- What to do
Extract the text of every entry below exactly; leave images out.

— START OF Provided entries —

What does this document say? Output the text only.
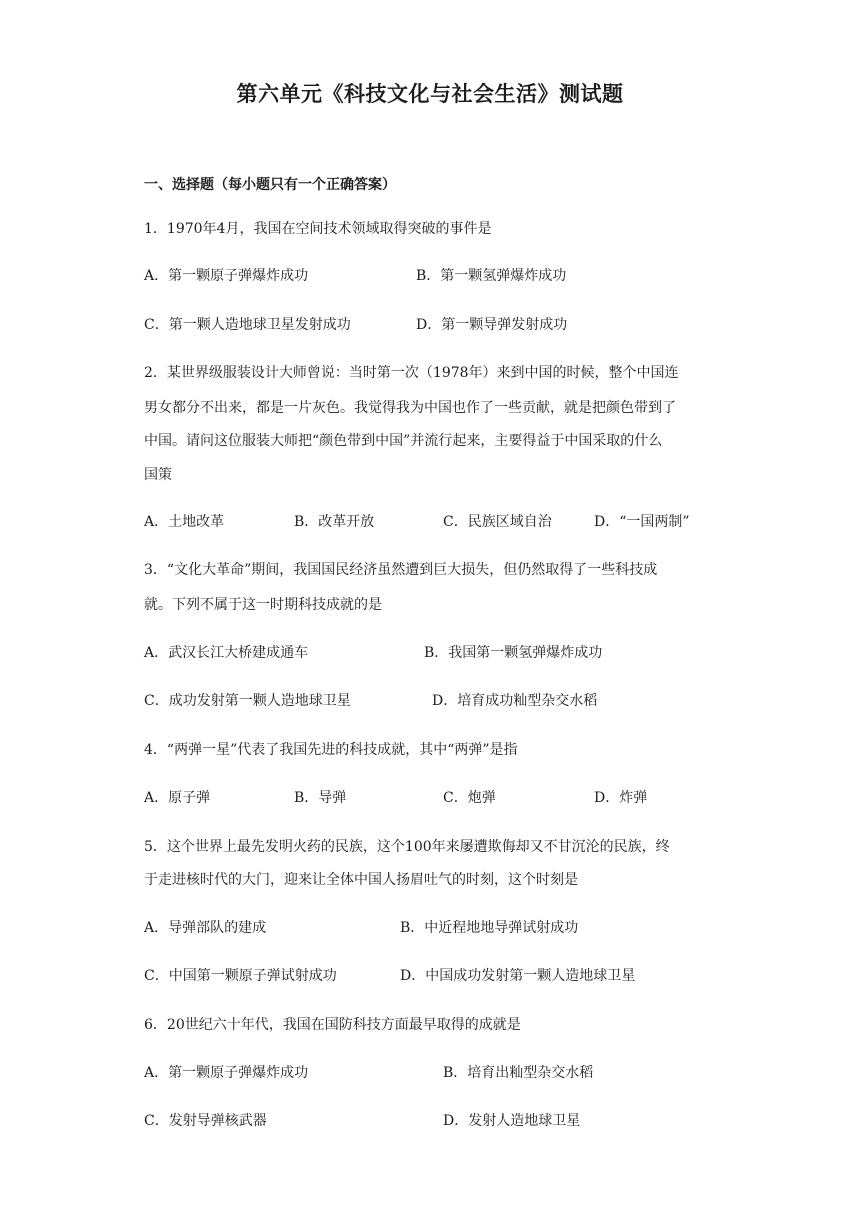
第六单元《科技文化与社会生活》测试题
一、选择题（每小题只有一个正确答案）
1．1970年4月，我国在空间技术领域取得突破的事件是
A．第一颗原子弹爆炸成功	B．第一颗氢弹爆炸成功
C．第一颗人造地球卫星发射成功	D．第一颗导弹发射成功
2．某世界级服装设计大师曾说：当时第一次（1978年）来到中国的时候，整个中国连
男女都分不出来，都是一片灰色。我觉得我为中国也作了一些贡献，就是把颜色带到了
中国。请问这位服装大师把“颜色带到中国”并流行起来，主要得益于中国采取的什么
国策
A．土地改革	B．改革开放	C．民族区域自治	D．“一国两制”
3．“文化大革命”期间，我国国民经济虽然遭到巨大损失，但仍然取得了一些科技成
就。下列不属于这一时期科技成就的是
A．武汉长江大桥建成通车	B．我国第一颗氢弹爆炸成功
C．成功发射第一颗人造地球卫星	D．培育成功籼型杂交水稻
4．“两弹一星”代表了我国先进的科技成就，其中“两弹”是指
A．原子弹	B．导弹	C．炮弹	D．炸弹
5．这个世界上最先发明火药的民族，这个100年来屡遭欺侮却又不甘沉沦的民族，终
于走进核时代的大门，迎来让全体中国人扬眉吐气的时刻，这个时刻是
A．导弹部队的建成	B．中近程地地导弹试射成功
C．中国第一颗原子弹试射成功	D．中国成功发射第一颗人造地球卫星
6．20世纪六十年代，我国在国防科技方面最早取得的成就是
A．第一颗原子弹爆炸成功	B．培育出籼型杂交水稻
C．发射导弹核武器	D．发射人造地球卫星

— END OF Provided entries —

- Solution to this problem
What does this document say? Output the text only.
第六单元《科技文化与社会生活》测试题
一、选择题（每小题只有一个正确答案）
1．1970年4月，我国在空间技术领域取得突破的事件是
A．第一颗原子弹爆炸成功	B．第一颗氢弹爆炸成功
C．第一颗人造地球卫星发射成功	D．第一颗导弹发射成功
2．某世界级服装设计大师曾说：当时第一次（1978年）来到中国的时候，整个中国连
男女都分不出来，都是一片灰色。我觉得我为中国也作了一些贡献，就是把颜色带到了
中国。请问这位服装大师把“颜色带到中国”并流行起来，主要得益于中国采取的什么
国策
A．土地改革	B．改革开放	C．民族区域自治	D．“一国两制”
3．“文化大革命”期间，我国国民经济虽然遭到巨大损失，但仍然取得了一些科技成
就。下列不属于这一时期科技成就的是
A．武汉长江大桥建成通车	B．我国第一颗氢弹爆炸成功
C．成功发射第一颗人造地球卫星	D．培育成功籼型杂交水稻
4．“两弹一星”代表了我国先进的科技成就，其中“两弹”是指
A．原子弹	B．导弹	C．炮弹	D．炸弹
5．这个世界上最先发明火药的民族，这个100年来屡遭欺侮却又不甘沉沦的民族，终
于走进核时代的大门，迎来让全体中国人扬眉吐气的时刻，这个时刻是
A．导弹部队的建成	B．中近程地地导弹试射成功
C．中国第一颗原子弹试射成功	D．中国成功发射第一颗人造地球卫星
6．20世纪六十年代，我国在国防科技方面最早取得的成就是
A．第一颗原子弹爆炸成功	B．培育出籼型杂交水稻
C．发射导弹核武器	D．发射人造地球卫星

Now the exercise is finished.